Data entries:
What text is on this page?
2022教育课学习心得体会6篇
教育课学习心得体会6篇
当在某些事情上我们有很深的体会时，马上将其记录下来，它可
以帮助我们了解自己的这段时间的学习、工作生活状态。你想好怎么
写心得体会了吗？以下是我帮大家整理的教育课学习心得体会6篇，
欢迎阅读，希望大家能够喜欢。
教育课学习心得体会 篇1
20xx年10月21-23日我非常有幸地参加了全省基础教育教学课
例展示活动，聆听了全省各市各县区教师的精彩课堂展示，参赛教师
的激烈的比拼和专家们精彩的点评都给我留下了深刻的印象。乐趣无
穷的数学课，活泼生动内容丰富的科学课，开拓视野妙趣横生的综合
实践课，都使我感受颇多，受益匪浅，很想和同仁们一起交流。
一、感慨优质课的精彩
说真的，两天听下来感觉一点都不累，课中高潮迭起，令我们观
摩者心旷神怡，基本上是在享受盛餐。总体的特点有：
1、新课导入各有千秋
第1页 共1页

CHALLENGE ->
Exactly reproduce the material above.

EXPECTED ANSWER ->
What text is on this page?
2022教育课学习心得体会6篇
教育课学习心得体会6篇
当在某些事情上我们有很深的体会时，马上将其记录下来，它可
以帮助我们了解自己的这段时间的学习、工作生活状态。你想好怎么
写心得体会了吗？以下是我帮大家整理的教育课学习心得体会6篇，
欢迎阅读，希望大家能够喜欢。
教育课学习心得体会 篇1
20xx年10月21-23日我非常有幸地参加了全省基础教育教学课
例展示活动，聆听了全省各市各县区教师的精彩课堂展示，参赛教师
的激烈的比拼和专家们精彩的点评都给我留下了深刻的印象。乐趣无
穷的数学课，活泼生动内容丰富的科学课，开拓视野妙趣横生的综合
实践课，都使我感受颇多，受益匪浅，很想和同仁们一起交流。
一、感慨优质课的精彩
说真的，两天听下来感觉一点都不累，课中高潮迭起，令我们观
摩者心旷神怡，基本上是在享受盛餐。总体的特点有：
1、新课导入各有千秋
第1页 共1页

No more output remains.